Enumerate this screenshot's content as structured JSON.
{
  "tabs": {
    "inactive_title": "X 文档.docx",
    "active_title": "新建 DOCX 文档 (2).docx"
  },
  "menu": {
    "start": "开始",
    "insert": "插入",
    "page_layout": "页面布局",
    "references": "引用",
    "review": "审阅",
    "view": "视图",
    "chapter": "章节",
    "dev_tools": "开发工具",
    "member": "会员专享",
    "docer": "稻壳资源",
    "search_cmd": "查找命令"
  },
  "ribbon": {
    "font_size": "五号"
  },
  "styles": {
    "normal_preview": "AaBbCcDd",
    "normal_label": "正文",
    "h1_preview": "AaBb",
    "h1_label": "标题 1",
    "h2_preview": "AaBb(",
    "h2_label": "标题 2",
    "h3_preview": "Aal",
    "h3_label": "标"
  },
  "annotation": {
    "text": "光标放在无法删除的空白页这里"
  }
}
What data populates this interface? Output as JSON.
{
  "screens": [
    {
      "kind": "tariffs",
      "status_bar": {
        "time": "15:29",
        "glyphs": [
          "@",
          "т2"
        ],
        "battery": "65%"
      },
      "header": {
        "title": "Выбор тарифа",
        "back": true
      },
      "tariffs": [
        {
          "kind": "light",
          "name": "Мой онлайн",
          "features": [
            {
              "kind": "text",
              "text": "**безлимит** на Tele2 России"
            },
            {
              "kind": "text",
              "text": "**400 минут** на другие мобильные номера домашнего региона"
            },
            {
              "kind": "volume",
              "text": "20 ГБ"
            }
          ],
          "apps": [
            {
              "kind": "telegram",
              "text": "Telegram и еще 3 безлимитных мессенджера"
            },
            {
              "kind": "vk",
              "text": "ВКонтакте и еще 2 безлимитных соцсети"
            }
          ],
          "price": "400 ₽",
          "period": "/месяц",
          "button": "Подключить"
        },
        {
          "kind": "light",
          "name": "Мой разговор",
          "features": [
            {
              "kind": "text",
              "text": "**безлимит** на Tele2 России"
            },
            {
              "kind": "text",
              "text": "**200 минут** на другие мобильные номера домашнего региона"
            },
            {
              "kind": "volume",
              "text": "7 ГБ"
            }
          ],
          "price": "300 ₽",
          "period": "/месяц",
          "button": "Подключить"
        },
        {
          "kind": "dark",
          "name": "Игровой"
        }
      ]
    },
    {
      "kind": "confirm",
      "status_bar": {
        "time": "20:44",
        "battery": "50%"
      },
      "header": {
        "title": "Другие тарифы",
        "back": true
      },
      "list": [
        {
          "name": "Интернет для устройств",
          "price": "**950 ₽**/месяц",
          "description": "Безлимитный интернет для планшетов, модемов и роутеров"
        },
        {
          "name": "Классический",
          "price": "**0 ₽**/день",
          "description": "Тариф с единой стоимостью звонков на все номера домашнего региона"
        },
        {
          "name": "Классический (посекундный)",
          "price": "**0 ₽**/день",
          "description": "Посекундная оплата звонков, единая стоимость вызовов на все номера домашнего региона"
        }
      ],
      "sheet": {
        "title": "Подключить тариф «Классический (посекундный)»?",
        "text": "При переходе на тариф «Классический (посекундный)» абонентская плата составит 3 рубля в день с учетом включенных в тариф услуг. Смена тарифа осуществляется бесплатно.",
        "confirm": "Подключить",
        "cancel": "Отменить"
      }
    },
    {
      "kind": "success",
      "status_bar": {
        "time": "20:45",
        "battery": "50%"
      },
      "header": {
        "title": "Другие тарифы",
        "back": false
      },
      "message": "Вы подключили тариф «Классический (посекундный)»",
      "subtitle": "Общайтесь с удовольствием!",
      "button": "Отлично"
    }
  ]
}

- - -

• DIRECTIONS: Filter out every line that lacks the word "name", and copy the rest.

• ANSWER FOR THE TASK:
          "name": "Мой онлайн",
          "name": "Мой разговор",
          "name": "Игровой"
          "name": "Интернет для устройств",
          "name": "Классический",
          "name": "Классический (посекундный)",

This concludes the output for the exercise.